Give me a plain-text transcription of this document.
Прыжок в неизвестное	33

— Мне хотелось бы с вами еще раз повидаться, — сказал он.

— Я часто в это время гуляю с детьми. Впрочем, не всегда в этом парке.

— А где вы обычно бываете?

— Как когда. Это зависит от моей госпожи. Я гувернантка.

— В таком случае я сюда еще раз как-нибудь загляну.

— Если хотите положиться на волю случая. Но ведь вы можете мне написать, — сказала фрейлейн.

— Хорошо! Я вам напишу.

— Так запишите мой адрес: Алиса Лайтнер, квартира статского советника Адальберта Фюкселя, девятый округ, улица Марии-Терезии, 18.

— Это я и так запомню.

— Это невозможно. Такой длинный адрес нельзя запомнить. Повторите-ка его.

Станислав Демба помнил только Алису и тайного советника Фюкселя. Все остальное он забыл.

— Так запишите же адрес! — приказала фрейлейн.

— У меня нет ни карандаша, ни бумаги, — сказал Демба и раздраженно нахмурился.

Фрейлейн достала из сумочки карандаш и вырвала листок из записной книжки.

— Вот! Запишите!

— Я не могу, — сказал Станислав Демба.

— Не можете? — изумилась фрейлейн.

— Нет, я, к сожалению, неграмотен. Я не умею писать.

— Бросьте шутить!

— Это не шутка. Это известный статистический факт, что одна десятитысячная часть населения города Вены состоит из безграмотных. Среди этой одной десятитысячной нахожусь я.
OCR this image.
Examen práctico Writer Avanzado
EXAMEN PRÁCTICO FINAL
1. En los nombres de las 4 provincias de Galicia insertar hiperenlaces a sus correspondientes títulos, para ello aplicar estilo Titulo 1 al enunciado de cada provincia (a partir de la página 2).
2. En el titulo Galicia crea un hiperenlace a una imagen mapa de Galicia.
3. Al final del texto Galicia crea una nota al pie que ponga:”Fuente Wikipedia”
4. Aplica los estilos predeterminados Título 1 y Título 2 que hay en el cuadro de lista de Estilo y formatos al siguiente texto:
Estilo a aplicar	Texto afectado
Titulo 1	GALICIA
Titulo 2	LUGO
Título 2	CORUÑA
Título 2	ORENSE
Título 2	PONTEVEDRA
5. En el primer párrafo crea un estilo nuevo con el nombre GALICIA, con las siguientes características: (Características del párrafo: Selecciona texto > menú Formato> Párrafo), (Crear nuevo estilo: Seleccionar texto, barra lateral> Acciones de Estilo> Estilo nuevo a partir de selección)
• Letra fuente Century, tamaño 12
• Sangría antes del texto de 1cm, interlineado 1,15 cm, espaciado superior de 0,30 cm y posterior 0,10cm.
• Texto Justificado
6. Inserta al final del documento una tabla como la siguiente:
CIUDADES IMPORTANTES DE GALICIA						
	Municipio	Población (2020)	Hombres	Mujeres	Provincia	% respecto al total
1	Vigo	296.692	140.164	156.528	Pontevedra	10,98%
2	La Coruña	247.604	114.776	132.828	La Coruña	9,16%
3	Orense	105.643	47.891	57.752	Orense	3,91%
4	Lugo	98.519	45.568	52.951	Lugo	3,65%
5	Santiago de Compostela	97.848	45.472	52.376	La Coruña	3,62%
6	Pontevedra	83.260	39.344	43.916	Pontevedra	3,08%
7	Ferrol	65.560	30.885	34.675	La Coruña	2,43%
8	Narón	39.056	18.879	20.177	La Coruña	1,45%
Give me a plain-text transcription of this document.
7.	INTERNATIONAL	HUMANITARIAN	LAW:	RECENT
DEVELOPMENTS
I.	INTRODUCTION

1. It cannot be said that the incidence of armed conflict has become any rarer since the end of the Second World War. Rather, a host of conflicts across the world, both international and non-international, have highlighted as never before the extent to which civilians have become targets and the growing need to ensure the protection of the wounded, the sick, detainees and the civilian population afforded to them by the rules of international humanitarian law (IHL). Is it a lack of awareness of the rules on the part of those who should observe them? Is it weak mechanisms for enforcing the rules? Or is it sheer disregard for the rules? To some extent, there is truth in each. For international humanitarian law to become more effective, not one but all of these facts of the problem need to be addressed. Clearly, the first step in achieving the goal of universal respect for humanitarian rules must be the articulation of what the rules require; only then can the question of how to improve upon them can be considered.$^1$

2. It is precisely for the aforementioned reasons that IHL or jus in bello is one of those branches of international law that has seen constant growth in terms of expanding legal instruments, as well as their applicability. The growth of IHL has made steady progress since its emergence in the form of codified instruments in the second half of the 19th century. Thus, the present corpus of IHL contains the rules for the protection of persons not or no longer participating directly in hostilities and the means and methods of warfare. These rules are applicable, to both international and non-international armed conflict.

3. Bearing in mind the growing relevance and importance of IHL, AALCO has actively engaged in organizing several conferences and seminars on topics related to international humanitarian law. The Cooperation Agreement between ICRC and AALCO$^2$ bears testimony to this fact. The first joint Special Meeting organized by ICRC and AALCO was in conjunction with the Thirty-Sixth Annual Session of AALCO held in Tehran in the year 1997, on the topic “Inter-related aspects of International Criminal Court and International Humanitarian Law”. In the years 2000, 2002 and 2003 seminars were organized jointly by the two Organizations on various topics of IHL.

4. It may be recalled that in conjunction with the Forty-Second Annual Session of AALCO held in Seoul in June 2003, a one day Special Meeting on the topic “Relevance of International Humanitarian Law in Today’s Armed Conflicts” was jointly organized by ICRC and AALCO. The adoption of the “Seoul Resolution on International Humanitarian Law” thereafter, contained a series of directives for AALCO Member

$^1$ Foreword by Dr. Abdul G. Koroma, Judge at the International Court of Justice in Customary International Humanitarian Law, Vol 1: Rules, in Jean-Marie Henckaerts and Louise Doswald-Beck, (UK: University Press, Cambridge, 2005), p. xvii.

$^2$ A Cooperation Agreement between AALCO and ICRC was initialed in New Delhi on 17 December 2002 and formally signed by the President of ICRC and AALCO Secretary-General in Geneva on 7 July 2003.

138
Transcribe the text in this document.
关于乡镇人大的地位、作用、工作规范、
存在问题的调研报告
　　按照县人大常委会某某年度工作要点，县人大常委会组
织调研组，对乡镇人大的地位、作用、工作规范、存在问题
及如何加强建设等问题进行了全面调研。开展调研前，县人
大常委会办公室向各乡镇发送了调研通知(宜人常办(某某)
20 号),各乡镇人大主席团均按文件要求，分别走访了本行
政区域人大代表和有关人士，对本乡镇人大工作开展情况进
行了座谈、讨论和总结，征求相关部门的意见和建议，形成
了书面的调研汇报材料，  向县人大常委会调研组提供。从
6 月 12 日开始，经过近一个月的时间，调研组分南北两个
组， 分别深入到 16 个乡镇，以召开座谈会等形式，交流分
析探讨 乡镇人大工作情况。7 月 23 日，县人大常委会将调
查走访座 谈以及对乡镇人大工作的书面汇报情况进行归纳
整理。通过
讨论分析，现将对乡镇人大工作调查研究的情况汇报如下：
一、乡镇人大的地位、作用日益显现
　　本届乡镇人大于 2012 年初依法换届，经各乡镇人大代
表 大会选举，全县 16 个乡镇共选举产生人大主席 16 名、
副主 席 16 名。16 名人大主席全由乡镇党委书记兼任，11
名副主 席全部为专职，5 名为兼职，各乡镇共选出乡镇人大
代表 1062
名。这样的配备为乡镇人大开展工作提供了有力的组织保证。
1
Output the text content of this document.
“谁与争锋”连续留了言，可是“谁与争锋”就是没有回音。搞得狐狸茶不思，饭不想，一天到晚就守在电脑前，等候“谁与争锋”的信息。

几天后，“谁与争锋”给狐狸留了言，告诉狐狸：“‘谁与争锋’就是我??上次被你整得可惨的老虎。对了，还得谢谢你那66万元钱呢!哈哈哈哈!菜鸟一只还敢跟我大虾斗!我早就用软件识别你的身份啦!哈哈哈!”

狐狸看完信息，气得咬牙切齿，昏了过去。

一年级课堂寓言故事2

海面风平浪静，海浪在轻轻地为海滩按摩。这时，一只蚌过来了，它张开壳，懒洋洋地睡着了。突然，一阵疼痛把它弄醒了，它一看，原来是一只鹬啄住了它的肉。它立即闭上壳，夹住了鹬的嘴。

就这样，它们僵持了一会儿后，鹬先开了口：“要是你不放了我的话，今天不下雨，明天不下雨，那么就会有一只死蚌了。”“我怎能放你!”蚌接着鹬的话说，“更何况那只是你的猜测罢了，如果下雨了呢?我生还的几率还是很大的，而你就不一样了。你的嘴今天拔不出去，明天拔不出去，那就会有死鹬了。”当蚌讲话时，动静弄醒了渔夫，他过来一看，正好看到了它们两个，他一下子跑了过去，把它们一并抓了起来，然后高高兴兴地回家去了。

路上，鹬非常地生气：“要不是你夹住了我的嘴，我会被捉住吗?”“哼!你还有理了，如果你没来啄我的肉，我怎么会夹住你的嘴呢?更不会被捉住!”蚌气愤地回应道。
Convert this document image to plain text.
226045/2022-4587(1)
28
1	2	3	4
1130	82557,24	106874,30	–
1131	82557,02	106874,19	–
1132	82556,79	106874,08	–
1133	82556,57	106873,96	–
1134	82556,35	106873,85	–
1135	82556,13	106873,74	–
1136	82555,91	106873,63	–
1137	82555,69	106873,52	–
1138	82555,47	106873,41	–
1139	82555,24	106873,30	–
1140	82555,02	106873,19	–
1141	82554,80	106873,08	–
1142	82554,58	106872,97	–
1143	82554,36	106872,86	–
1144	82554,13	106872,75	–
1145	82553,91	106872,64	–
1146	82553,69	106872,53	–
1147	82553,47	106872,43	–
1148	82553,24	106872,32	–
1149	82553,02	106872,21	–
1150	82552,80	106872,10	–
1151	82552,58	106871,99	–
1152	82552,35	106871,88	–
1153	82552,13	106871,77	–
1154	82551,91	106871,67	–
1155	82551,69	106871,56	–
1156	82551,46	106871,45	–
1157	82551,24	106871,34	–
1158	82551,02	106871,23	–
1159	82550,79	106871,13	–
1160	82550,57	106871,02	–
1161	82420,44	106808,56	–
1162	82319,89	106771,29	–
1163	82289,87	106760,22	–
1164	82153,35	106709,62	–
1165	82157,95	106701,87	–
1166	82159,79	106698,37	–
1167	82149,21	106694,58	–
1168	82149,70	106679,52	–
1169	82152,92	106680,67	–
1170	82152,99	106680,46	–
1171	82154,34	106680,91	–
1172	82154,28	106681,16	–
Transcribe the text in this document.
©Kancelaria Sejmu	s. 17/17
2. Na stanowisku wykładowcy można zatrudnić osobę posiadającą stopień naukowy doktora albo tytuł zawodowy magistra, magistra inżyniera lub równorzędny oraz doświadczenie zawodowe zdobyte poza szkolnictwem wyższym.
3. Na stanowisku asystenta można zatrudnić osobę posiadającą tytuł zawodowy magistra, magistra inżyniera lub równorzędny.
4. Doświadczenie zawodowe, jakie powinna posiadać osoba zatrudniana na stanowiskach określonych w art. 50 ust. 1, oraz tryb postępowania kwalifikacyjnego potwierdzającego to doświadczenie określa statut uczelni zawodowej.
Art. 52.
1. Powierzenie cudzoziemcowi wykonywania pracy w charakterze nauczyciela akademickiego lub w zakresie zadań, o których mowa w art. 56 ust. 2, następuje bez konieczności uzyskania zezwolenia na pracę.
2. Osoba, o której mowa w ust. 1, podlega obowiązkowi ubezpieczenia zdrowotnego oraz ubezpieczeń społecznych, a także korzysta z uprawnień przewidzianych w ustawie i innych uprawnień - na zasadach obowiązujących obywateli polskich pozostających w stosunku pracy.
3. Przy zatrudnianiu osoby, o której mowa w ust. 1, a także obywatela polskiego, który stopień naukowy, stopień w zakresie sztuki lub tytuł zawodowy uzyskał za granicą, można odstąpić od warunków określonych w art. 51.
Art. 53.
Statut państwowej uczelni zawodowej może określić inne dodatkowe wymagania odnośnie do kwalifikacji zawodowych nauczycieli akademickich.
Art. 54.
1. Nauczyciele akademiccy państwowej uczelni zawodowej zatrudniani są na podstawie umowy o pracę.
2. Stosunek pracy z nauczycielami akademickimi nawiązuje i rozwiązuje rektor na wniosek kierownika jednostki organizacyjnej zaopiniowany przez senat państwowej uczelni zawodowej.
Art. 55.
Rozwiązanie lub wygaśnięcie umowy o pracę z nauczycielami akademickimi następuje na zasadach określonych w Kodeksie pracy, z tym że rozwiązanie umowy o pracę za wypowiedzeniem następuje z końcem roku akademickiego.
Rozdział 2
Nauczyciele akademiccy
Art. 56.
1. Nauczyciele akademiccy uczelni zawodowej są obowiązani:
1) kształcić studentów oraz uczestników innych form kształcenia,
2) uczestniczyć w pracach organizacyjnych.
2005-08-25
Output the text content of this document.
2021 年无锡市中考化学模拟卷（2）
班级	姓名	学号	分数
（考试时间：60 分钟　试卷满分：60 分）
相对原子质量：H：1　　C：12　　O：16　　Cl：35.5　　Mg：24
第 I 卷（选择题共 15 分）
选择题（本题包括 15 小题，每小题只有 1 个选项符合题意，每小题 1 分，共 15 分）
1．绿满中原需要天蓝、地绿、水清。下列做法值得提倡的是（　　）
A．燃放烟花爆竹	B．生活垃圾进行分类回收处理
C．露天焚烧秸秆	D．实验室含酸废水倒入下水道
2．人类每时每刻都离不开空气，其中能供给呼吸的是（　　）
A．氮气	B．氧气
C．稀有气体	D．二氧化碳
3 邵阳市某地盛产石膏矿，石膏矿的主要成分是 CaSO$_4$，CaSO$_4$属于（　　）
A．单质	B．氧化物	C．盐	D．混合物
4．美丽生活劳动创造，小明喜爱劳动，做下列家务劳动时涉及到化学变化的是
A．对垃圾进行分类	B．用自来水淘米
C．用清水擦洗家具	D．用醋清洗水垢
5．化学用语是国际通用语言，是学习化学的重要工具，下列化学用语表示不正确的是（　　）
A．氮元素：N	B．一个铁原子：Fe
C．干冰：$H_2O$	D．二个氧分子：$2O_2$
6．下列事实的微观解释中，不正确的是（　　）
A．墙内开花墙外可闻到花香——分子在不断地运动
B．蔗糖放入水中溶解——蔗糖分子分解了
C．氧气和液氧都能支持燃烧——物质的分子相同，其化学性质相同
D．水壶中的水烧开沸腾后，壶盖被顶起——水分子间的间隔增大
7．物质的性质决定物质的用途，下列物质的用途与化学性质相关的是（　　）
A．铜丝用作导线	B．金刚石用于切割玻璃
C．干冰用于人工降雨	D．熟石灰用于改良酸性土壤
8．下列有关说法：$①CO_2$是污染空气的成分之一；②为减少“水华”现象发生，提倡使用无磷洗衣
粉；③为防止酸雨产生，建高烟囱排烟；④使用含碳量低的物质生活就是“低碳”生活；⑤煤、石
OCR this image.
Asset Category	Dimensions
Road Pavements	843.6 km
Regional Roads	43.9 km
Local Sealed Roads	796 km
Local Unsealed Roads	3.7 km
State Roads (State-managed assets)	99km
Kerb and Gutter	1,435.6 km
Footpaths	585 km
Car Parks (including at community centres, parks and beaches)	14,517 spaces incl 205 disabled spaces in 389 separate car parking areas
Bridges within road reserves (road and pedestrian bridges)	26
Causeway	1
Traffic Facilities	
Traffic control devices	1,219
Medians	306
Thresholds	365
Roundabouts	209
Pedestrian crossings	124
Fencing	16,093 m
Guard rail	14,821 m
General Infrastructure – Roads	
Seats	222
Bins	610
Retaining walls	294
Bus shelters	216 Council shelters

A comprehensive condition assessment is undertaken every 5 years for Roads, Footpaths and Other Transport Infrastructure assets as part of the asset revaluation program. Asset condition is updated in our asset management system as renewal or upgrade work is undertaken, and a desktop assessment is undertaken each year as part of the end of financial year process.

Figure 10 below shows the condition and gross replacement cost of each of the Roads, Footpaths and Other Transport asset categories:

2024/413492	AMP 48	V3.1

________

Aim of the task:
Output nothing but the number of lines in the data containing the string "zatrudnić".

Answer to the problem:
2